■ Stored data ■
* * * *

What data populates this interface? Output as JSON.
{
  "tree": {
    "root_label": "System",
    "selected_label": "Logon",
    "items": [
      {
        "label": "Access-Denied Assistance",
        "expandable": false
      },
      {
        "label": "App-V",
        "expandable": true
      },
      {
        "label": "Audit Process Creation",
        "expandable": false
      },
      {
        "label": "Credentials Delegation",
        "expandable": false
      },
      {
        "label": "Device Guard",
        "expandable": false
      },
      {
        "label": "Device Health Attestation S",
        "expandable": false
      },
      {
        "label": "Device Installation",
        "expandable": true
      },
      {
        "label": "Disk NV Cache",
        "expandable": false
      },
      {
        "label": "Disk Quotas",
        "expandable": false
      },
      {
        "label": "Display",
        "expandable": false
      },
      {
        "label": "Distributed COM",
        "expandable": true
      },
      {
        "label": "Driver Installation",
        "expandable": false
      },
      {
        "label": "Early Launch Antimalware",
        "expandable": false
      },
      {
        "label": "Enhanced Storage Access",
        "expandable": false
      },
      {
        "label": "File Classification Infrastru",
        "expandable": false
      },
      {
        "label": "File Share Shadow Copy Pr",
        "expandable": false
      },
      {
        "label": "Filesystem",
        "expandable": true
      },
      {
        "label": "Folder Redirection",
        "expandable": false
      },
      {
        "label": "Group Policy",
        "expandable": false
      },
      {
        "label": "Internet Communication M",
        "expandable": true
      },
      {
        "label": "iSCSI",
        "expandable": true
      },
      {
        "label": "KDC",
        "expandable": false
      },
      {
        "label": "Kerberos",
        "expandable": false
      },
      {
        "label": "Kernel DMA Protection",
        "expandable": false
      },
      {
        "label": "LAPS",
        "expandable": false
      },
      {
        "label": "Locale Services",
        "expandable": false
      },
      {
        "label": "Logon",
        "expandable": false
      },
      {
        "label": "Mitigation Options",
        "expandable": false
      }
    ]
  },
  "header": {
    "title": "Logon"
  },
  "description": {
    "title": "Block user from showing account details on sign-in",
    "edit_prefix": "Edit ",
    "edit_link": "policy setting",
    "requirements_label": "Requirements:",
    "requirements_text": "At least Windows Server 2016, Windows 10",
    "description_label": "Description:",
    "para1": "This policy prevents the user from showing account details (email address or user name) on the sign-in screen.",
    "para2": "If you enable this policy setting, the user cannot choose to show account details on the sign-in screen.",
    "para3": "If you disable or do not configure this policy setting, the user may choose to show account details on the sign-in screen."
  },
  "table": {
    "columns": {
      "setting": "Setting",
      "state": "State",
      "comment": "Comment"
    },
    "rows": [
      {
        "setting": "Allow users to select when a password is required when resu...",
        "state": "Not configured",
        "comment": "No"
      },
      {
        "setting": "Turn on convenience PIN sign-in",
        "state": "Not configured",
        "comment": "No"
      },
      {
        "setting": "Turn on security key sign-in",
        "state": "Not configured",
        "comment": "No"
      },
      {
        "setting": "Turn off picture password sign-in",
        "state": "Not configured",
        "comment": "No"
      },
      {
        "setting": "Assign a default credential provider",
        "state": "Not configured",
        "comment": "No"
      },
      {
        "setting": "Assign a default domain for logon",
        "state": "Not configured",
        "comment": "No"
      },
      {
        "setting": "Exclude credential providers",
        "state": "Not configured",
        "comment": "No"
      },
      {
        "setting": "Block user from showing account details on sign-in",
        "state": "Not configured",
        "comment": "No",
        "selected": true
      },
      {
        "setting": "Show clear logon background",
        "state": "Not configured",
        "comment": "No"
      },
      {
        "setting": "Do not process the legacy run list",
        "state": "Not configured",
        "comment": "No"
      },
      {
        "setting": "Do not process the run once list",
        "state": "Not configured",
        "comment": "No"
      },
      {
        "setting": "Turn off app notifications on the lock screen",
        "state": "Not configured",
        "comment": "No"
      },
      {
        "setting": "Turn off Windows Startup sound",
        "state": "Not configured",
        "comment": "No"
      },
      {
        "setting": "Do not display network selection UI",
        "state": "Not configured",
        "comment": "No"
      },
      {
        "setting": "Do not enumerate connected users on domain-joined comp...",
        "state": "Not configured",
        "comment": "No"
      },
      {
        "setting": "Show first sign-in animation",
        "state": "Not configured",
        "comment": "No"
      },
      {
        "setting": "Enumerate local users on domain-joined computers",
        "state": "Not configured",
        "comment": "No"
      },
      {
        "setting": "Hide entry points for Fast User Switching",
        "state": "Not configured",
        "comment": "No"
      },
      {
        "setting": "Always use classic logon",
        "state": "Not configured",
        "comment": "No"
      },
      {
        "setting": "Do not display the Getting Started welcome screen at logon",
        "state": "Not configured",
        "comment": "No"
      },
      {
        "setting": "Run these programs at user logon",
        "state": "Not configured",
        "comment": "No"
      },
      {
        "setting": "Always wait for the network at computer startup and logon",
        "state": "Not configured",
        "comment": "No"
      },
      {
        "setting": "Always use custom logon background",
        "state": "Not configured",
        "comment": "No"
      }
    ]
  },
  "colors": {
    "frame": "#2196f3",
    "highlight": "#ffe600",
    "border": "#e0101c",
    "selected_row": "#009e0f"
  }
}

* * * *

Write the entries again, exactly as they stand.

■ The answer ■
What data populates this interface? Output as JSON.
{
  "tree": {
    "root_label": "System",
    "selected_label": "Logon",
    "items": [
      {
        "label": "Access-Denied Assistance",
        "expandable": false
      },
      {
        "label": "App-V",
        "expandable": true
      },
      {
        "label": "Audit Process Creation",
        "expandable": false
      },
      {
        "label": "Credentials Delegation",
        "expandable": false
      },
      {
        "label": "Device Guard",
        "expandable": false
      },
      {
        "label": "Device Health Attestation S",
        "expandable": false
      },
      {
        "label": "Device Installation",
        "expandable": true
      },
      {
        "label": "Disk NV Cache",
        "expandable": false
      },
      {
        "label": "Disk Quotas",
        "expandable": false
      },
      {
        "label": "Display",
        "expandable": false
      },
      {
        "label": "Distributed COM",
        "expandable": true
      },
      {
        "label": "Driver Installation",
        "expandable": false
      },
      {
        "label": "Early Launch Antimalware",
        "expandable": false
      },
      {
        "label": "Enhanced Storage Access",
        "expandable": false
      },
      {
        "label": "File Classification Infrastru",
        "expandable": false
      },
      {
        "label": "File Share Shadow Copy Pr",
        "expandable": false
      },
      {
        "label": "Filesystem",
        "expandable": true
      },
      {
        "label": "Folder Redirection",
        "expandable": false
      },
      {
        "label": "Group Policy",
        "expandable": false
      },
      {
        "label": "Internet Communication M",
        "expandable": true
      },
      {
        "label": "iSCSI",
        "expandable": true
      },
      {
        "label": "KDC",
        "expandable": false
      },
      {
        "label": "Kerberos",
        "expandable": false
      },
      {
        "label": "Kernel DMA Protection",
        "expandable": false
      },
      {
        "label": "LAPS",
        "expandable": false
      },
      {
        "label": "Locale Services",
        "expandable": false
      },
      {
        "label": "Logon",
        "expandable": false
      },
      {
        "label": "Mitigation Options",
        "expandable": false
      }
    ]
  },
  "header": {
    "title": "Logon"
  },
  "description": {
    "title": "Block user from showing account details on sign-in",
    "edit_prefix": "Edit ",
    "edit_link": "policy setting",
    "requirements_label": "Requirements:",
    "requirements_text": "At least Windows Server 2016, Windows 10",
    "description_label": "Description:",
    "para1": "This policy prevents the user from showing account details (email address or user name) on the sign-in screen.",
    "para2": "If you enable this policy setting, the user cannot choose to show account details on the sign-in screen.",
    "para3": "If you disable or do not configure this policy setting, the user may choose to show account details on the sign-in screen."
  },
  "table": {
    "columns": {
      "setting": "Setting",
      "state": "State",
      "comment": "Comment"
    },
    "rows": [
      {
        "setting": "Allow users to select when a password is required when resu...",
        "state": "Not configured",
        "comment": "No"
      },
      {
        "setting": "Turn on convenience PIN sign-in",
        "state": "Not configured",
        "comment": "No"
      },
      {
        "setting": "Turn on security key sign-in",
        "state": "Not configured",
        "comment": "No"
      },
      {
        "setting": "Turn off picture password sign-in",
        "state": "Not configured",
        "comment": "No"
      },
      {
        "setting": "Assign a default credential provider",
        "state": "Not configured",
        "comment": "No"
      },
      {
        "setting": "Assign a default domain for logon",
        "state": "Not configured",
        "comment": "No"
      },
      {
        "setting": "Exclude credential providers",
        "state": "Not configured",
        "comment": "No"
      },
      {
        "setting": "Block user from showing account details on sign-in",
        "state": "Not configured",
        "comment": "No",
        "selected": true
      },
      {
        "setting": "Show clear logon background",
        "state": "Not configured",
        "comment": "No"
      },
      {
        "setting": "Do not process the legacy run list",
        "state": "Not configured",
        "comment": "No"
      },
      {
        "setting": "Do not process the run once list",
        "state": "Not configured",
        "comment": "No"
      },
      {
        "setting": "Turn off app notifications on the lock screen",
        "state": "Not configured",
        "comment": "No"
      },
      {
        "setting": "Turn off Windows Startup sound",
        "state": "Not configured",
        "comment": "No"
      },
      {
        "setting": "Do not display network selection UI",
        "state": "Not configured",
        "comment": "No"
      },
      {
        "setting": "Do not enumerate connected users on domain-joined comp...",
        "state": "Not configured",
        "comment": "No"
      },
      {
        "setting": "Show first sign-in animation",
        "state": "Not configured",
        "comment": "No"
      },
      {
        "setting": "Enumerate local users on domain-joined computers",
        "state": "Not configured",
        "comment": "No"
      },
      {
        "setting": "Hide entry points for Fast User Switching",
        "state": "Not configured",
        "comment": "No"
      },
      {
        "setting": "Always use classic logon",
        "state": "Not configured",
        "comment": "No"
      },
      {
        "setting": "Do not display the Getting Started welcome screen at logon",
        "state": "Not configured",
        "comment": "No"
      },
      {
        "setting": "Run these programs at user logon",
        "state": "Not configured",
        "comment": "No"
      },
      {
        "setting": "Always wait for the network at computer startup and logon",
        "state": "Not configured",
        "comment": "No"
      },
      {
        "setting": "Always use custom logon background",
        "state": "Not configured",
        "comment": "No"
      }
    ]
  },
  "colors": {
    "frame": "#2196f3",
    "highlight": "#ffe600",
    "border": "#e0101c",
    "selected_row": "#009e0f"
  }
}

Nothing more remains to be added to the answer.